TASK INSTRUCTIONS => Reproduce the following material verbatim, line for line.

RECORD EXTRACTS =>
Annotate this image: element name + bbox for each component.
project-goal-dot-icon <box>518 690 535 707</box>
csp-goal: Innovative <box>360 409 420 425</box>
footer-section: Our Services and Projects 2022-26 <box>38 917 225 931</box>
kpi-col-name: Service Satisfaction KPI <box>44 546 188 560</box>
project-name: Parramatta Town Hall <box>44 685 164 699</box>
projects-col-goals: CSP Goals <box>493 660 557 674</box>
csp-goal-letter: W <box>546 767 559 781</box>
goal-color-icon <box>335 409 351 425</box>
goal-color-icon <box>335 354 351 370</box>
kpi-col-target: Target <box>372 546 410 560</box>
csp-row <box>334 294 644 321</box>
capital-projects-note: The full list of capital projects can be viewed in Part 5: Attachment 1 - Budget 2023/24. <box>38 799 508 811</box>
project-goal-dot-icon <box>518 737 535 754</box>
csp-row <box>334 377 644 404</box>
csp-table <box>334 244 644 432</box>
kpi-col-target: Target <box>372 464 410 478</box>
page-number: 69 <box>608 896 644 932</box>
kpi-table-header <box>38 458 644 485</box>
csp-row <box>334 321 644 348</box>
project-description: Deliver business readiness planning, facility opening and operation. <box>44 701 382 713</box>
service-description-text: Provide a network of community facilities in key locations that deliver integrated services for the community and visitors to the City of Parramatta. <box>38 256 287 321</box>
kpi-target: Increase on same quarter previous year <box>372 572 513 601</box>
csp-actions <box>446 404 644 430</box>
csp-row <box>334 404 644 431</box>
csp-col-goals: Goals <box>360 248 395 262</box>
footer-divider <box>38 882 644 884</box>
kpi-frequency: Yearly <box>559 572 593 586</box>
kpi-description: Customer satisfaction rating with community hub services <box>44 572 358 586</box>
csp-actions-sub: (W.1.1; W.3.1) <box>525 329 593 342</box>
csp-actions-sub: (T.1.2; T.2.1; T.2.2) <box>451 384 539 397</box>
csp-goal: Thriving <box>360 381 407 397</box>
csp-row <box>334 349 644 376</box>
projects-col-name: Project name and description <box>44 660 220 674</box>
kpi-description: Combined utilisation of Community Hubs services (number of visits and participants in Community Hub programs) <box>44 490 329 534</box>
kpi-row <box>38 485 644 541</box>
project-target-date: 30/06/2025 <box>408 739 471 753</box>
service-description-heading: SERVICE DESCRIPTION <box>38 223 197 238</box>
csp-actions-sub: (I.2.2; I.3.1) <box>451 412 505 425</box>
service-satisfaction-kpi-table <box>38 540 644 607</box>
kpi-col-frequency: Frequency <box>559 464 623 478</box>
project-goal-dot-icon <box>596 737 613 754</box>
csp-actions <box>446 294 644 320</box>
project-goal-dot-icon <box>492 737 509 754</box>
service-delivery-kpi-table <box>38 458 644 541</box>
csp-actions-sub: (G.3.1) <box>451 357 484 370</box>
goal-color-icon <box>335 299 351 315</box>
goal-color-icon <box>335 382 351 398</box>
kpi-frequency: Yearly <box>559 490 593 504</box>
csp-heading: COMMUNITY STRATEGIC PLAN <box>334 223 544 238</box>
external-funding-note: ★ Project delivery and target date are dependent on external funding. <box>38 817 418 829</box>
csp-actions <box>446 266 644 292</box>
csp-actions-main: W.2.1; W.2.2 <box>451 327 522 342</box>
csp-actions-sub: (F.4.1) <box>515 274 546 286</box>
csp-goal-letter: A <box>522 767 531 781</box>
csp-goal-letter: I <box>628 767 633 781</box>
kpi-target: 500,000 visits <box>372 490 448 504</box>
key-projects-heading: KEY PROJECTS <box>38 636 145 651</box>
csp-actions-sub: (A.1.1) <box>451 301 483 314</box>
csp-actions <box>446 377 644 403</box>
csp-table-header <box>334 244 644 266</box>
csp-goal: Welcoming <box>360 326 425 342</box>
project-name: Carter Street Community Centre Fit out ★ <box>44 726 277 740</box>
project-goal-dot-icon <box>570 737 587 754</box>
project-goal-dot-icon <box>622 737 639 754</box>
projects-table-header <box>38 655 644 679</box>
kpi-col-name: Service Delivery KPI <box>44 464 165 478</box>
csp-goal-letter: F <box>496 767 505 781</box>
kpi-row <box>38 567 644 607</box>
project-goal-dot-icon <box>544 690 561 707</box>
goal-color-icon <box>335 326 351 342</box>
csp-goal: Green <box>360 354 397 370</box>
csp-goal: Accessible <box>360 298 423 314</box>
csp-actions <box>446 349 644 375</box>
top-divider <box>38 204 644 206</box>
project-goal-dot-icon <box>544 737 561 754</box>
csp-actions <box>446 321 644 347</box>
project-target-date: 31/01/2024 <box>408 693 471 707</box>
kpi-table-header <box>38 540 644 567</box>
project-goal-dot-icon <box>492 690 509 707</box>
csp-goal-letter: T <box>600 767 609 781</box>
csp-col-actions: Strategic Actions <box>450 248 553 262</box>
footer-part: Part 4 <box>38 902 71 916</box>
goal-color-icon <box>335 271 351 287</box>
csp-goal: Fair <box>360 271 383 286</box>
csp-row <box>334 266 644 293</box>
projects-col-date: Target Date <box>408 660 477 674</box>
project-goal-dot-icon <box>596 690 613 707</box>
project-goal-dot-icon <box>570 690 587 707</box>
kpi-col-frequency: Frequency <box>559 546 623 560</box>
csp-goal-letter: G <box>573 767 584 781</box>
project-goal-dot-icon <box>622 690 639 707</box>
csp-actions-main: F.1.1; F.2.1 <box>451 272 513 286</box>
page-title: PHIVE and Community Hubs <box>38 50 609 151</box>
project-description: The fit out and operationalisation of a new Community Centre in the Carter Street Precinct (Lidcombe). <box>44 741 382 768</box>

COMPLETE ANSWER =>
Annotate this image: element name + bbox for each component.
project-goal-dot-icon <box>518 690 535 707</box>
csp-goal: Innovative <box>360 409 420 425</box>
footer-section: Our Services and Projects 2022-26 <box>38 917 225 931</box>
kpi-col-name: Service Satisfaction KPI <box>44 546 188 560</box>
project-name: Parramatta Town Hall <box>44 685 164 699</box>
projects-col-goals: CSP Goals <box>493 660 557 674</box>
csp-goal-letter: W <box>546 767 559 781</box>
goal-color-icon <box>335 409 351 425</box>
goal-color-icon <box>335 354 351 370</box>
kpi-col-target: Target <box>372 546 410 560</box>
csp-row <box>334 294 644 321</box>
capital-projects-note: The full list of capital projects can be viewed in Part 5: Attachment 1 - Budget 2023/24. <box>38 799 508 811</box>
project-goal-dot-icon <box>518 737 535 754</box>
csp-row <box>334 377 644 404</box>
csp-table <box>334 244 644 432</box>
kpi-col-target: Target <box>372 464 410 478</box>
page-number: 69 <box>608 896 644 932</box>
kpi-table-header <box>38 458 644 485</box>
csp-row <box>334 321 644 348</box>
project-description: Deliver business readiness planning, facility opening and operation. <box>44 701 382 713</box>
service-description-text: Provide a network of community facilities in key locations that deliver integrated services for the community and visitors to the City of Parramatta. <box>38 256 287 321</box>
kpi-target: Increase on same quarter previous year <box>372 572 513 601</box>
csp-actions <box>446 404 644 430</box>
csp-row <box>334 404 644 431</box>
csp-col-goals: Goals <box>360 248 395 262</box>
footer-divider <box>38 882 644 884</box>
kpi-frequency: Yearly <box>559 572 593 586</box>
kpi-description: Customer satisfaction rating with community hub services <box>44 572 358 586</box>
csp-actions-sub: (W.1.1; W.3.1) <box>525 329 593 342</box>
csp-actions-sub: (T.1.2; T.2.1; T.2.2) <box>451 384 539 397</box>
csp-goal: Thriving <box>360 381 407 397</box>
csp-row <box>334 349 644 376</box>
projects-col-name: Project name and description <box>44 660 220 674</box>
kpi-description: Combined utilisation of Community Hubs services (number of visits and participants in Community Hub programs) <box>44 490 329 534</box>
kpi-row <box>38 485 644 541</box>
project-target-date: 30/06/2025 <box>408 739 471 753</box>
service-description-heading: SERVICE DESCRIPTION <box>38 223 197 238</box>
csp-actions-sub: (I.2.2; I.3.1) <box>451 412 505 425</box>
service-satisfaction-kpi-table <box>38 540 644 607</box>
kpi-col-frequency: Frequency <box>559 464 623 478</box>
project-goal-dot-icon <box>596 737 613 754</box>
csp-actions <box>446 294 644 320</box>
project-goal-dot-icon <box>492 737 509 754</box>
service-delivery-kpi-table <box>38 458 644 541</box>
csp-actions-sub: (G.3.1) <box>451 357 484 370</box>
goal-color-icon <box>335 299 351 315</box>
goal-color-icon <box>335 382 351 398</box>
kpi-frequency: Yearly <box>559 490 593 504</box>
csp-heading: COMMUNITY STRATEGIC PLAN <box>334 223 544 238</box>
external-funding-note: ★ Project delivery and target date are dependent on external funding. <box>38 817 418 829</box>
csp-actions <box>446 266 644 292</box>
csp-actions-main: W.2.1; W.2.2 <box>451 327 522 342</box>
csp-actions-sub: (F.4.1) <box>515 274 546 286</box>
csp-goal-letter: A <box>522 767 531 781</box>
csp-goal-letter: I <box>628 767 633 781</box>
kpi-target: 500,000 visits <box>372 490 448 504</box>
key-projects-heading: KEY PROJECTS <box>38 636 145 651</box>
csp-actions-sub: (A.1.1) <box>451 301 483 314</box>
csp-actions <box>446 377 644 403</box>
csp-table-header <box>334 244 644 266</box>
csp-goal: Welcoming <box>360 326 425 342</box>
project-name: Carter Street Community Centre Fit out ★ <box>44 726 277 740</box>
project-goal-dot-icon <box>570 737 587 754</box>
project-goal-dot-icon <box>622 737 639 754</box>
projects-table-header <box>38 655 644 679</box>
kpi-col-name: Service Delivery KPI <box>44 464 165 478</box>
csp-goal-letter: F <box>496 767 505 781</box>
kpi-row <box>38 567 644 607</box>
project-goal-dot-icon <box>544 690 561 707</box>
goal-color-icon <box>335 326 351 342</box>
csp-goal: Green <box>360 354 397 370</box>
csp-goal: Accessible <box>360 298 423 314</box>
csp-actions <box>446 349 644 375</box>
top-divider <box>38 204 644 206</box>
project-goal-dot-icon <box>544 737 561 754</box>
csp-actions <box>446 321 644 347</box>
project-target-date: 31/01/2024 <box>408 693 471 707</box>
kpi-table-header <box>38 540 644 567</box>
project-goal-dot-icon <box>492 690 509 707</box>
csp-goal-letter: T <box>600 767 609 781</box>
csp-col-actions: Strategic Actions <box>450 248 553 262</box>
footer-part: Part 4 <box>38 902 71 916</box>
goal-color-icon <box>335 271 351 287</box>
csp-goal: Fair <box>360 271 383 286</box>
csp-row <box>334 266 644 293</box>
projects-col-date: Target Date <box>408 660 477 674</box>
project-goal-dot-icon <box>596 690 613 707</box>
project-goal-dot-icon <box>570 690 587 707</box>
kpi-col-frequency: Frequency <box>559 546 623 560</box>
csp-goal-letter: G <box>573 767 584 781</box>
project-goal-dot-icon <box>622 690 639 707</box>
csp-actions-main: F.1.1; F.2.1 <box>451 272 513 286</box>
page-title: PHIVE and Community Hubs <box>38 50 609 151</box>
project-description: The fit out and operationalisation of a new Community Centre in the Carter Street Precinct (Lidcombe). <box>44 741 382 768</box>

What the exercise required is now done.